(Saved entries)
* START *

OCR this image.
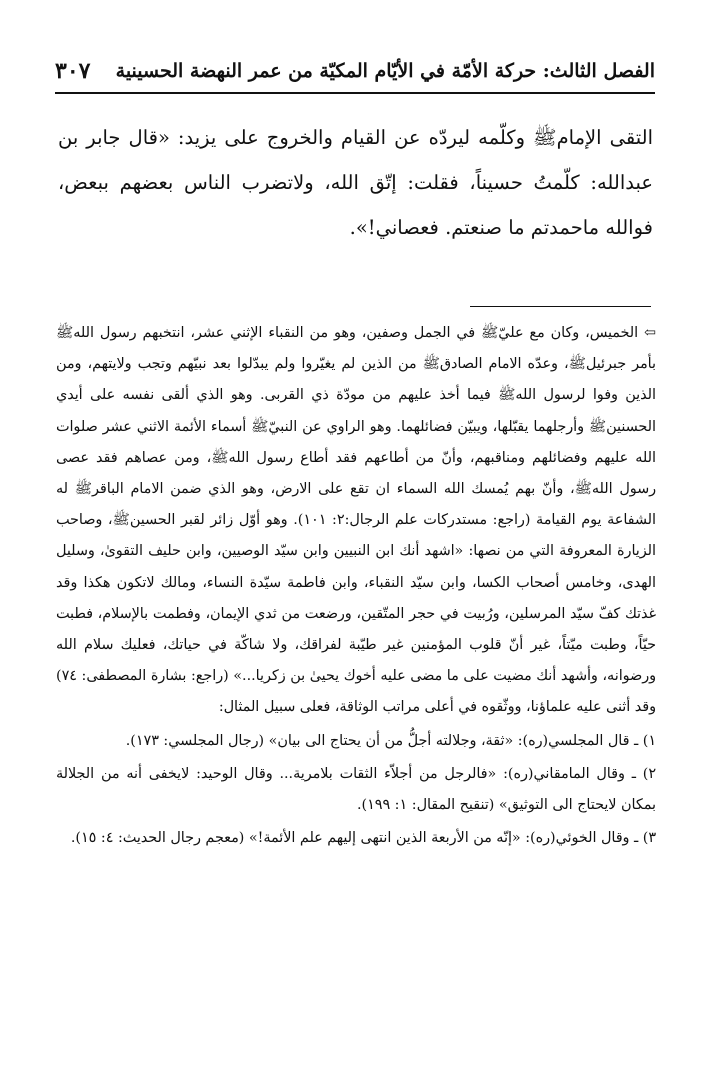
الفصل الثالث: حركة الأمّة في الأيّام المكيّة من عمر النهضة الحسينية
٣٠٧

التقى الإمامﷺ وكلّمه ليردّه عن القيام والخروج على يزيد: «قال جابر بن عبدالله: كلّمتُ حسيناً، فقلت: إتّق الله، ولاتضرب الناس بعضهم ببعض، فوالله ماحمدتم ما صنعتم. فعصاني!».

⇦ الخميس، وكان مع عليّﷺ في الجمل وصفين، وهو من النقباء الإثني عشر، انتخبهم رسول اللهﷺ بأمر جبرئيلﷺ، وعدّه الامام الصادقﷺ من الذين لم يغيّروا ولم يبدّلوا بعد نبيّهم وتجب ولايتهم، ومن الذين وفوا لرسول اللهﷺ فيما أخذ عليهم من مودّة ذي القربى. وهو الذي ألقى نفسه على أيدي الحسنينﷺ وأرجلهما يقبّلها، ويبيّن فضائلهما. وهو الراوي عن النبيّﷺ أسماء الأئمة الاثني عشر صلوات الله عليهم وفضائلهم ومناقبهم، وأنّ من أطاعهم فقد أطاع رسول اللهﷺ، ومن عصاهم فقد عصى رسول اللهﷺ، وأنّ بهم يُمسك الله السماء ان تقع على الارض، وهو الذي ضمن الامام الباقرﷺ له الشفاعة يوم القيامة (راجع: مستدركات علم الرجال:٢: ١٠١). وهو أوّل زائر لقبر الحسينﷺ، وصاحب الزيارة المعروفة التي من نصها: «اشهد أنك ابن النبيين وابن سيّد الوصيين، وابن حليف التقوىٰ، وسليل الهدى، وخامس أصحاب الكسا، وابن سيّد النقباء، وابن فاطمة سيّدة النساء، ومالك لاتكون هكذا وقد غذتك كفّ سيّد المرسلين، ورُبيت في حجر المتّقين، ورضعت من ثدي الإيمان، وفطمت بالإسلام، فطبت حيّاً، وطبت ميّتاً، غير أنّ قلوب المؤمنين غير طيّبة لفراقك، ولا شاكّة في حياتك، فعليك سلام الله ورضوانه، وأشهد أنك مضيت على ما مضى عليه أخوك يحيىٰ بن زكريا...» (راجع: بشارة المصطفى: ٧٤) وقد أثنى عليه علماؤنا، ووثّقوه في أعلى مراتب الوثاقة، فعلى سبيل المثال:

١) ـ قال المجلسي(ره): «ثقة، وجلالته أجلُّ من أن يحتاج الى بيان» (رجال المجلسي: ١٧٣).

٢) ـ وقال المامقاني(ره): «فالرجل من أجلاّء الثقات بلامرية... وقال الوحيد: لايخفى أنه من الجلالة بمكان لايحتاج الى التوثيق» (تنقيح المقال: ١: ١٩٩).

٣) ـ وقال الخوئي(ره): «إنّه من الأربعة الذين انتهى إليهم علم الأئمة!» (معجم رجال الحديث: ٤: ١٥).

* END *

- **STATED TASK**:
Output every entry verbatim. Pictures do not belong in the copy.

- **REPLY TO THE TASK**:
OCR this image.
الفصل الثالث: حركة الأمّة في الأيّام المكيّة من عمر النهضة الحسينية
٣٠٧

التقى الإمامﷺ وكلّمه ليردّه عن القيام والخروج على يزيد: «قال جابر بن عبدالله: كلّمتُ حسيناً، فقلت: إتّق الله، ولاتضرب الناس بعضهم ببعض، فوالله ماحمدتم ما صنعتم. فعصاني!».

⇦ الخميس، وكان مع عليّﷺ في الجمل وصفين، وهو من النقباء الإثني عشر، انتخبهم رسول اللهﷺ بأمر جبرئيلﷺ، وعدّه الامام الصادقﷺ من الذين لم يغيّروا ولم يبدّلوا بعد نبيّهم وتجب ولايتهم، ومن الذين وفوا لرسول اللهﷺ فيما أخذ عليهم من مودّة ذي القربى. وهو الذي ألقى نفسه على أيدي الحسنينﷺ وأرجلهما يقبّلها، ويبيّن فضائلهما. وهو الراوي عن النبيّﷺ أسماء الأئمة الاثني عشر صلوات الله عليهم وفضائلهم ومناقبهم، وأنّ من أطاعهم فقد أطاع رسول اللهﷺ، ومن عصاهم فقد عصى رسول اللهﷺ، وأنّ بهم يُمسك الله السماء ان تقع على الارض، وهو الذي ضمن الامام الباقرﷺ له الشفاعة يوم القيامة (راجع: مستدركات علم الرجال:٢: ١٠١). وهو أوّل زائر لقبر الحسينﷺ، وصاحب الزيارة المعروفة التي من نصها: «اشهد أنك ابن النبيين وابن سيّد الوصيين، وابن حليف التقوىٰ، وسليل الهدى، وخامس أصحاب الكسا، وابن سيّد النقباء، وابن فاطمة سيّدة النساء، ومالك لاتكون هكذا وقد غذتك كفّ سيّد المرسلين، ورُبيت في حجر المتّقين، ورضعت من ثدي الإيمان، وفطمت بالإسلام، فطبت حيّاً، وطبت ميّتاً، غير أنّ قلوب المؤمنين غير طيّبة لفراقك، ولا شاكّة في حياتك، فعليك سلام الله ورضوانه، وأشهد أنك مضيت على ما مضى عليه أخوك يحيىٰ بن زكريا...» (راجع: بشارة المصطفى: ٧٤) وقد أثنى عليه علماؤنا، ووثّقوه في أعلى مراتب الوثاقة، فعلى سبيل المثال:

١) ـ قال المجلسي(ره): «ثقة، وجلالته أجلُّ من أن يحتاج الى بيان» (رجال المجلسي: ١٧٣).

٢) ـ وقال المامقاني(ره): «فالرجل من أجلاّء الثقات بلامرية... وقال الوحيد: لايخفى أنه من الجلالة بمكان لايحتاج الى التوثيق» (تنقيح المقال: ١: ١٩٩).

٣) ـ وقال الخوئي(ره): «إنّه من الأربعة الذين انتهى إليهم علم الأئمة!» (معجم رجال الحديث: ٤: ١٥).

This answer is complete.